§ Exercise instructions:
Every line that contains the word "hostname" should be copied out.

Extracted records:
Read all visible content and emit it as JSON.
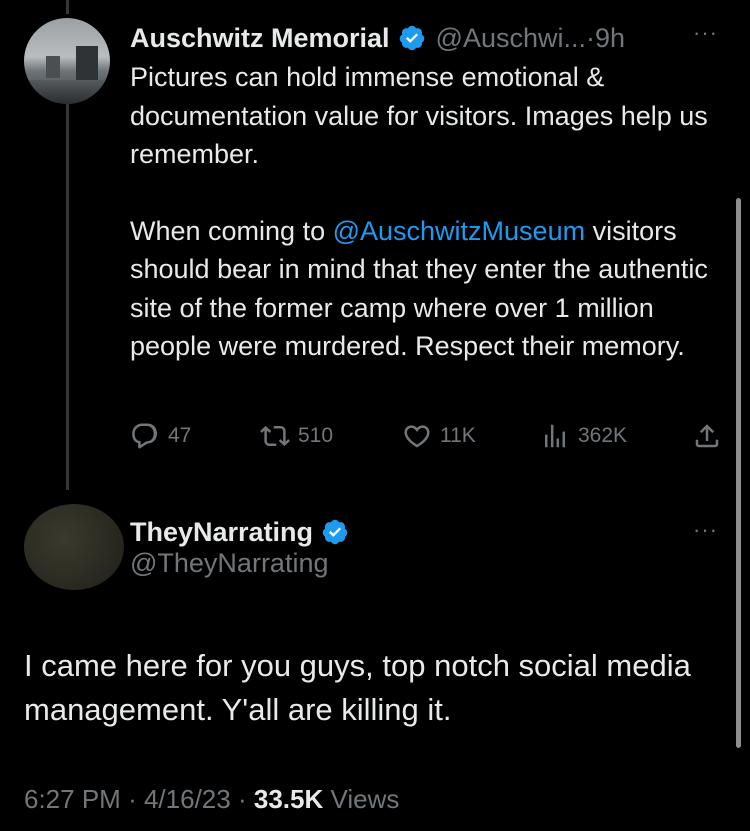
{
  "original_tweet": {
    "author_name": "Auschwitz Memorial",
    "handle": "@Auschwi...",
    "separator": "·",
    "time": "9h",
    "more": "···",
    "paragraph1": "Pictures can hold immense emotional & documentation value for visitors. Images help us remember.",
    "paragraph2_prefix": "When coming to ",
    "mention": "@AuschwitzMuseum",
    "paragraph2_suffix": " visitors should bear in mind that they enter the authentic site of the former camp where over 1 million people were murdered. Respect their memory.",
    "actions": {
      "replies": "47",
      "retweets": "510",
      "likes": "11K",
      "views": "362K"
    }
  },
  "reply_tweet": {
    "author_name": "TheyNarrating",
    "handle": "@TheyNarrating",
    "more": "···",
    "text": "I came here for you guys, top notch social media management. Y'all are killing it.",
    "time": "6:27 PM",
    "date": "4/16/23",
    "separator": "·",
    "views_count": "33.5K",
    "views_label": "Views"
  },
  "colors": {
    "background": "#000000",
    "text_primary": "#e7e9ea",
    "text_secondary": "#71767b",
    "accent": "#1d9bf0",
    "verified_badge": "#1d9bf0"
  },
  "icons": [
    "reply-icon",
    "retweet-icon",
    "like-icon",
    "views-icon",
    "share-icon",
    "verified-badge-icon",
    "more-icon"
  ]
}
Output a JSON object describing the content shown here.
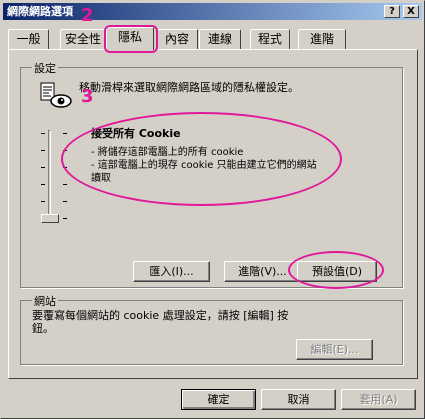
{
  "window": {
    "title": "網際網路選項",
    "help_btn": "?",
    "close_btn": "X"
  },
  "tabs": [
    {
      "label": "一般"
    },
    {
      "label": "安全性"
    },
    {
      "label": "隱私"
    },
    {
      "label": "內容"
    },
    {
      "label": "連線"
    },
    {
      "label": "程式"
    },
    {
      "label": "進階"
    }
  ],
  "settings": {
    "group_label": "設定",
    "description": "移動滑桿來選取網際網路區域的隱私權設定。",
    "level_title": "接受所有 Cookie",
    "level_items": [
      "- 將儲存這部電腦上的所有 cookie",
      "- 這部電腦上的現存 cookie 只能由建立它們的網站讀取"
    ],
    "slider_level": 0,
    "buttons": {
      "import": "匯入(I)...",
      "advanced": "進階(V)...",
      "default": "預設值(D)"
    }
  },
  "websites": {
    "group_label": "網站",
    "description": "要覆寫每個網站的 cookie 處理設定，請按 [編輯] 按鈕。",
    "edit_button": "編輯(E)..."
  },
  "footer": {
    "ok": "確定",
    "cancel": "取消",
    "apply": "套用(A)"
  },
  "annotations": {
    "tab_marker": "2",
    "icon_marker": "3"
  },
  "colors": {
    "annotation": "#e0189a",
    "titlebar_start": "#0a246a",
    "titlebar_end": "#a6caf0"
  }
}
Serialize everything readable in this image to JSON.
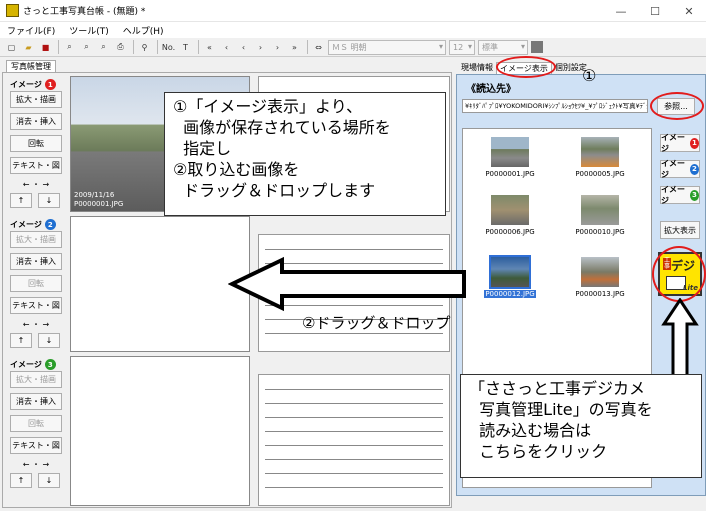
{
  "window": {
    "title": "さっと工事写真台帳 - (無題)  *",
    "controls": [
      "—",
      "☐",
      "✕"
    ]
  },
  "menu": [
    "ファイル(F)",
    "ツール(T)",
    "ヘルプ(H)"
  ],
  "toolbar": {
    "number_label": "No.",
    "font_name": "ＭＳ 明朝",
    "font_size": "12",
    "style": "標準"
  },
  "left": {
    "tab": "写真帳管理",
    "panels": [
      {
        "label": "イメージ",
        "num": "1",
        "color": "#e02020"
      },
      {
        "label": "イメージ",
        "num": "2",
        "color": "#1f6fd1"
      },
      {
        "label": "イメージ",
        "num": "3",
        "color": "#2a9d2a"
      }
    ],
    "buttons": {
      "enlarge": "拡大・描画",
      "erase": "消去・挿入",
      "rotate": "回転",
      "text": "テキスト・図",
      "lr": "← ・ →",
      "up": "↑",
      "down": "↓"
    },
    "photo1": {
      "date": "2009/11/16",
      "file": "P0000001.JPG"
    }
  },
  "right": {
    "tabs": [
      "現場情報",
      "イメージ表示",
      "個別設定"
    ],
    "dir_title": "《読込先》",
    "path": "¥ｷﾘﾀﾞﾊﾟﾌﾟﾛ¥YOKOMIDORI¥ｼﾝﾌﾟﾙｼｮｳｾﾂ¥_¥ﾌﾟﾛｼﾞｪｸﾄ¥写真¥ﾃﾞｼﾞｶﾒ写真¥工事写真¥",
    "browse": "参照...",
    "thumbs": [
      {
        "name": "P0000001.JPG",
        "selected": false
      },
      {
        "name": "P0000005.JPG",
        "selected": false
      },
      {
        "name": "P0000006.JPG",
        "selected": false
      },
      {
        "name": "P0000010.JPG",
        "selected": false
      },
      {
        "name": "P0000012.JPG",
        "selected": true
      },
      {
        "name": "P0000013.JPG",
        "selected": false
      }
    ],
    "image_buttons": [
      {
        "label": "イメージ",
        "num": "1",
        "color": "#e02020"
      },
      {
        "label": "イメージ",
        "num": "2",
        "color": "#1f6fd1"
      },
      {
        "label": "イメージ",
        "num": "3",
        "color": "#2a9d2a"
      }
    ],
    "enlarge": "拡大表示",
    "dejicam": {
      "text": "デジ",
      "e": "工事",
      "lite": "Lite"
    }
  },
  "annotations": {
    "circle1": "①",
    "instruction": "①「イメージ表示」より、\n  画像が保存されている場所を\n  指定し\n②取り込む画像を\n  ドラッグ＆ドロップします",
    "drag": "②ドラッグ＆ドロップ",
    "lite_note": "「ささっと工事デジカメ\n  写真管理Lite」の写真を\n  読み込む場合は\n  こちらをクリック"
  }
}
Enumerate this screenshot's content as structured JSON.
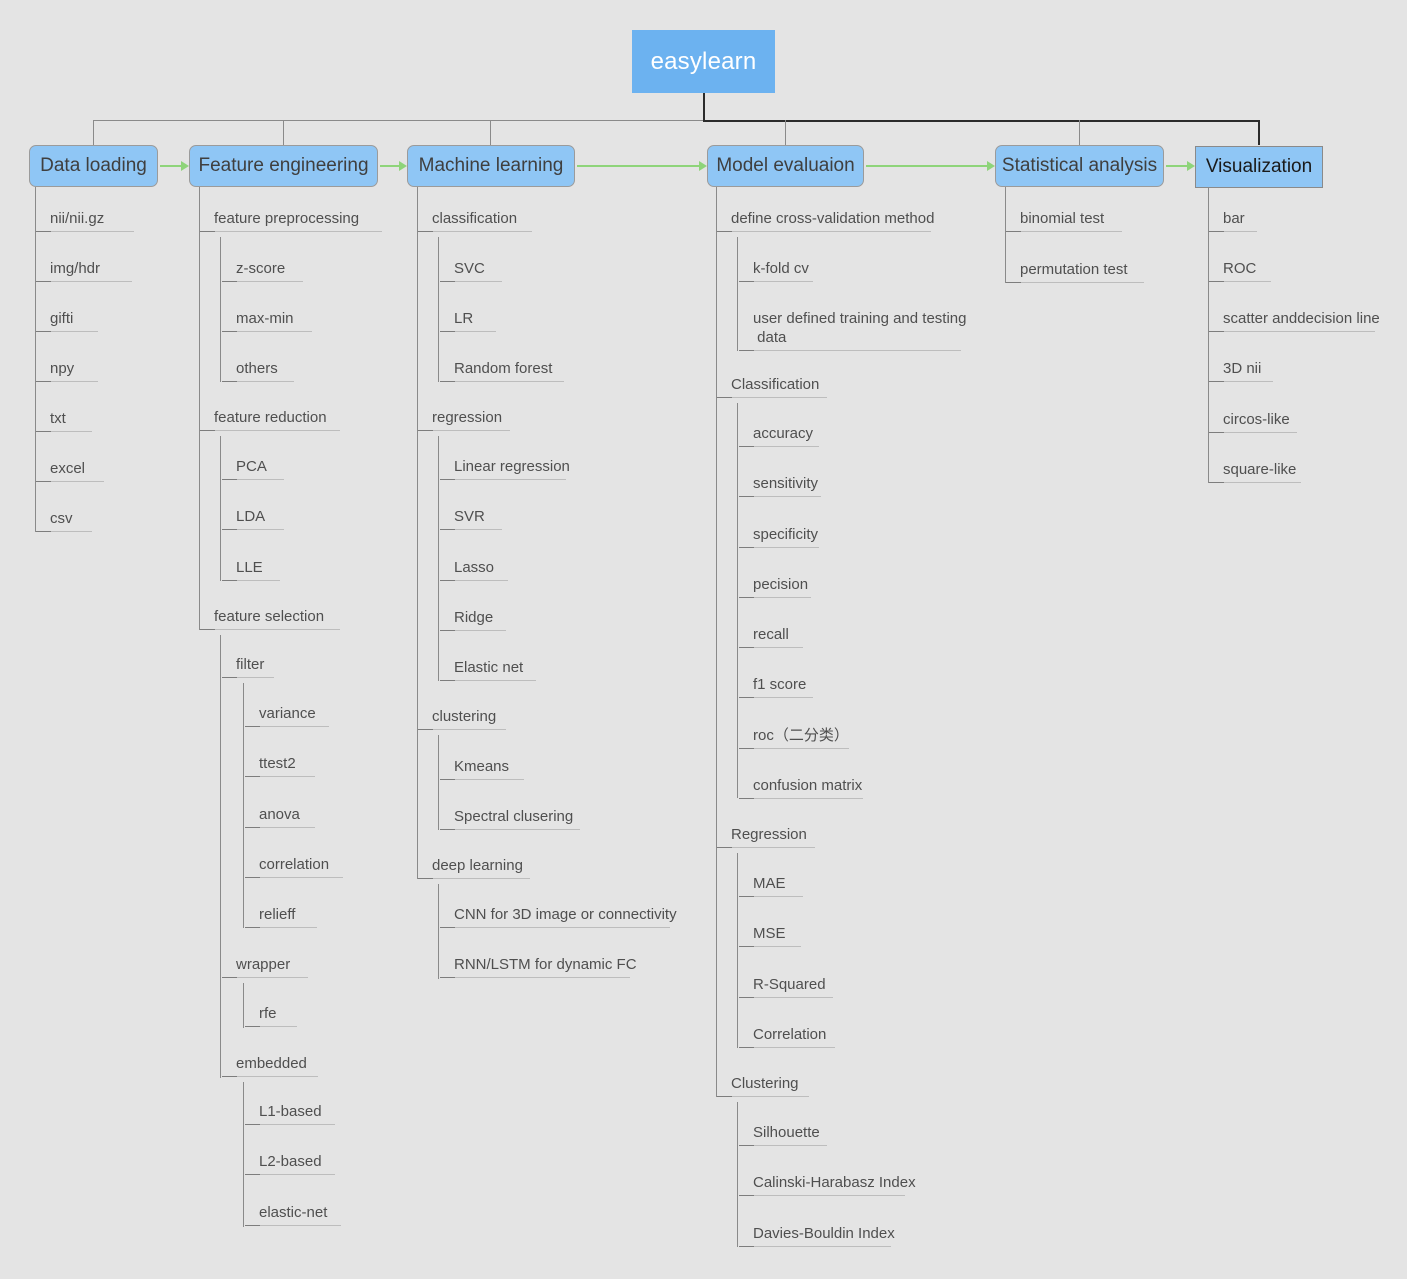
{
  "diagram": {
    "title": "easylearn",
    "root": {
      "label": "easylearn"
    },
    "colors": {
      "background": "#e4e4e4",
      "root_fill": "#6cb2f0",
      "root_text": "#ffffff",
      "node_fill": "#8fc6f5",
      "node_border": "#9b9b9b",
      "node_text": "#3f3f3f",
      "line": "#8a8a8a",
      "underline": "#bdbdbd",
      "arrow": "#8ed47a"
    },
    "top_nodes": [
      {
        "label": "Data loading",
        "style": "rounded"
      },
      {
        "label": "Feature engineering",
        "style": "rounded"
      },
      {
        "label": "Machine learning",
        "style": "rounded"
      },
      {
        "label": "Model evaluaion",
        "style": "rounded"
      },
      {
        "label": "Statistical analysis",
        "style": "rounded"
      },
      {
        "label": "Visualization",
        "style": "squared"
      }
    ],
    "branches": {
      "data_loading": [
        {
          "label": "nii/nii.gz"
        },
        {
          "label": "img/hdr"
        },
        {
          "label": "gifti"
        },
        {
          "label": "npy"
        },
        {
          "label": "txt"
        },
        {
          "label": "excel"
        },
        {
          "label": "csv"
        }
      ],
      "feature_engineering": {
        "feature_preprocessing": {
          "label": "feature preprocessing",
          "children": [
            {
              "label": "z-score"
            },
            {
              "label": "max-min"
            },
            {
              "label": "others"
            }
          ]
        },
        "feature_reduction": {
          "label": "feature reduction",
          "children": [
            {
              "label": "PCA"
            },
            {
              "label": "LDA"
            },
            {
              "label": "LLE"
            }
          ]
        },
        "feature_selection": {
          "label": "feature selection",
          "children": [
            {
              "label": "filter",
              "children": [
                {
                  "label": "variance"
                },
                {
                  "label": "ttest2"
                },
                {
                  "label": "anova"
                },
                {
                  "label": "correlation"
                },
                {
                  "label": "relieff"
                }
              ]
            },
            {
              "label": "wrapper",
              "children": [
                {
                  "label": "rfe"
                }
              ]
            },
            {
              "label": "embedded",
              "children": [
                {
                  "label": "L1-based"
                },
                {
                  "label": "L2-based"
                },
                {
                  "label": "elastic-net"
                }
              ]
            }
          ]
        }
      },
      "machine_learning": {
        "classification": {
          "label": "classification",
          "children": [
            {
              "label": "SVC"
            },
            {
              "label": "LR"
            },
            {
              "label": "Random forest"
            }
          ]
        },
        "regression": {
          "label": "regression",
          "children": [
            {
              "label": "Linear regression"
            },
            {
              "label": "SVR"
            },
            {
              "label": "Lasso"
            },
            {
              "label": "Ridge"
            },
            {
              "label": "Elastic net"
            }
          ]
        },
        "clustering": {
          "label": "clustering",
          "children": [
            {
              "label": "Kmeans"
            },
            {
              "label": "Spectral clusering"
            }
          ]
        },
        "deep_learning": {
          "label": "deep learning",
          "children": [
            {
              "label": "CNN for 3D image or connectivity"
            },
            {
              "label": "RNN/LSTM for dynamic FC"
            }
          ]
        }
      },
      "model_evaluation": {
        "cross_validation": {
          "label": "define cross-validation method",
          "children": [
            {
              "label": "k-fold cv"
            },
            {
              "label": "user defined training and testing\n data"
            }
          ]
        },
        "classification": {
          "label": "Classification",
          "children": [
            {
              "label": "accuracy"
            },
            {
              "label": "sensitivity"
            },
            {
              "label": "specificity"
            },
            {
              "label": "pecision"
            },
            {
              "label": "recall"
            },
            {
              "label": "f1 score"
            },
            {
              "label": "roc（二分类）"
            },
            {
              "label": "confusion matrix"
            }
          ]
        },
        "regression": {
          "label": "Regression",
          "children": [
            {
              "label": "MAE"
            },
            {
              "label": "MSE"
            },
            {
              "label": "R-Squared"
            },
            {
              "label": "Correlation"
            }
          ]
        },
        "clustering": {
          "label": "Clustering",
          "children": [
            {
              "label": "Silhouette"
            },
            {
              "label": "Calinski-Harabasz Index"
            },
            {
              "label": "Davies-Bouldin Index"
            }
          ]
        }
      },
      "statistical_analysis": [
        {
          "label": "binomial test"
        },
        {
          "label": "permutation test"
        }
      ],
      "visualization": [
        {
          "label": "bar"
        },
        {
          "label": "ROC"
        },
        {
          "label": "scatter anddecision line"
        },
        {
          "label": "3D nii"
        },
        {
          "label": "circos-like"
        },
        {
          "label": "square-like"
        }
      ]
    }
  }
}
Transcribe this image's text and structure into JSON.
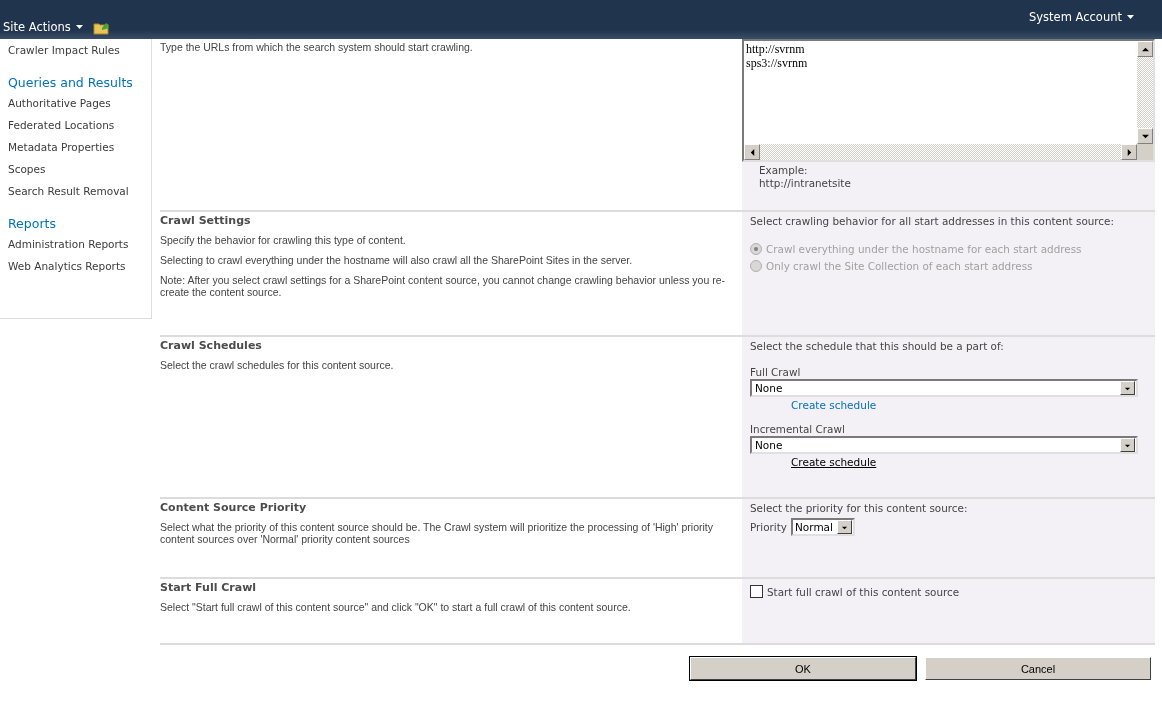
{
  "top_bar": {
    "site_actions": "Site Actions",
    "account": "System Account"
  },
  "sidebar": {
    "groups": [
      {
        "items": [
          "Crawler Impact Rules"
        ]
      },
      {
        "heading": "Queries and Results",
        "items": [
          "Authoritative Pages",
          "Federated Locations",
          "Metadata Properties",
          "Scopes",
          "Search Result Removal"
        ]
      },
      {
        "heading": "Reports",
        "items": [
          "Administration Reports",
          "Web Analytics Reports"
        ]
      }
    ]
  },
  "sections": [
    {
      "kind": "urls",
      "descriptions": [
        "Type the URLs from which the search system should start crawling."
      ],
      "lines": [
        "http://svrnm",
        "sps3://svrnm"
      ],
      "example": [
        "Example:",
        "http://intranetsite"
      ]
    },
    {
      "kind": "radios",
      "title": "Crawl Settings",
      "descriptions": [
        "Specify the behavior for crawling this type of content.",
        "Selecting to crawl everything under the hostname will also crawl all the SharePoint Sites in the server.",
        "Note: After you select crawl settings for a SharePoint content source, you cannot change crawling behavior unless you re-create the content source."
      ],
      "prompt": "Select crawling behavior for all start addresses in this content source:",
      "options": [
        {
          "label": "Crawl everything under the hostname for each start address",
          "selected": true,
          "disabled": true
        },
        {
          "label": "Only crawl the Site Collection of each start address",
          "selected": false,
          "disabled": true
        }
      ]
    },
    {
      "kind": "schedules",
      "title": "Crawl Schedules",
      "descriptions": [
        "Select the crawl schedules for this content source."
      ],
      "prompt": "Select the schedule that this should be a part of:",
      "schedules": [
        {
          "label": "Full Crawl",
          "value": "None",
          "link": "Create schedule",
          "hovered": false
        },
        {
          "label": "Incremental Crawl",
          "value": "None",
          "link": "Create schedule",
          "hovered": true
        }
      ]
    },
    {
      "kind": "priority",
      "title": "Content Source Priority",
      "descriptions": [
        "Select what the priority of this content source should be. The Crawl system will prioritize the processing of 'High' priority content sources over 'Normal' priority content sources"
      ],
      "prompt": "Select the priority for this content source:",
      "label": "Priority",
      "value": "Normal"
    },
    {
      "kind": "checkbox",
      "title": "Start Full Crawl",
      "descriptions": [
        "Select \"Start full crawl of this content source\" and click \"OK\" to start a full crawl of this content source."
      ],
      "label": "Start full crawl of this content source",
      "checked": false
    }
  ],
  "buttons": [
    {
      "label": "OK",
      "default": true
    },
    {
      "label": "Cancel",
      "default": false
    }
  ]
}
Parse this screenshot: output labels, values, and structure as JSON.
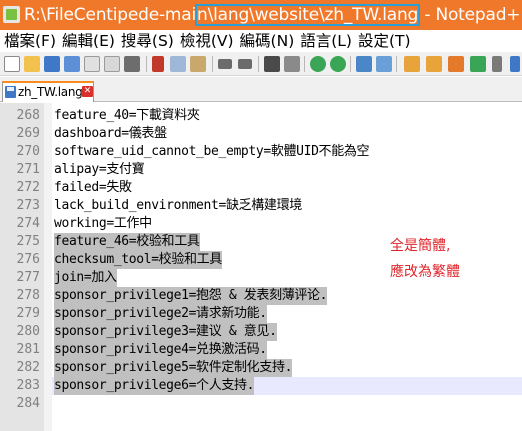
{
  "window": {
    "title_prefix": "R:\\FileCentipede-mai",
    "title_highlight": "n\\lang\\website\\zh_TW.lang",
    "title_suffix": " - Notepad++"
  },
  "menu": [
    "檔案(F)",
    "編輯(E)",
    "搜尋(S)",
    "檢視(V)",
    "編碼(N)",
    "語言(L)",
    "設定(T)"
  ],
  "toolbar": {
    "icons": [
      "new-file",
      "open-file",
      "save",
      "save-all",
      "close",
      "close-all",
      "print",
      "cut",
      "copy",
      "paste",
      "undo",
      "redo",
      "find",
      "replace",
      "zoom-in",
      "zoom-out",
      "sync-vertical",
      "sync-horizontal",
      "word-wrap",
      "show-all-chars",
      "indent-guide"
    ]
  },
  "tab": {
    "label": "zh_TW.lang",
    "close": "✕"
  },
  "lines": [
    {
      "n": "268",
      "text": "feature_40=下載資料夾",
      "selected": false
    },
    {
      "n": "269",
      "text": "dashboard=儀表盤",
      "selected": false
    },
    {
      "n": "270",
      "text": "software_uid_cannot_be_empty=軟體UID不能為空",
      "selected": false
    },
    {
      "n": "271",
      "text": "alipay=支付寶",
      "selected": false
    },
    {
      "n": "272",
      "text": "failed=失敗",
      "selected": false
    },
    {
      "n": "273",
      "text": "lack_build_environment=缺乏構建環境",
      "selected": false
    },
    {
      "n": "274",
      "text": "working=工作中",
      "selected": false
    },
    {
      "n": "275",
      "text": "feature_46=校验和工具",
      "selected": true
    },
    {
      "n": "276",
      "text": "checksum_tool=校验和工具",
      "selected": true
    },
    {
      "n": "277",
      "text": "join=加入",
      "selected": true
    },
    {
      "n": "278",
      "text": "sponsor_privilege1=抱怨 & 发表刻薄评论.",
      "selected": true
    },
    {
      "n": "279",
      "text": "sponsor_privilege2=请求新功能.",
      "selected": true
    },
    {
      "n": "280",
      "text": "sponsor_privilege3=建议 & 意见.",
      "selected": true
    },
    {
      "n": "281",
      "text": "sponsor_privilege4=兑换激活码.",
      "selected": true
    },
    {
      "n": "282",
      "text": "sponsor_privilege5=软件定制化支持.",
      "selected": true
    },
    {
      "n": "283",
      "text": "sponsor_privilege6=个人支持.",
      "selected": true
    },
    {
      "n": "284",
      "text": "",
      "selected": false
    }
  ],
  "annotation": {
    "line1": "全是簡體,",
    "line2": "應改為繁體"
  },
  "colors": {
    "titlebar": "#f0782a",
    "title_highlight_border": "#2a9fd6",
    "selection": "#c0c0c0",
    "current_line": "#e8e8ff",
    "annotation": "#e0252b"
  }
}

§ Reply to the exercise:
        "Selecting to crawl everything under the hostname will also crawl all the SharePoint Sites in the server.",
          "label": "Crawl everything under the hostname for each start address",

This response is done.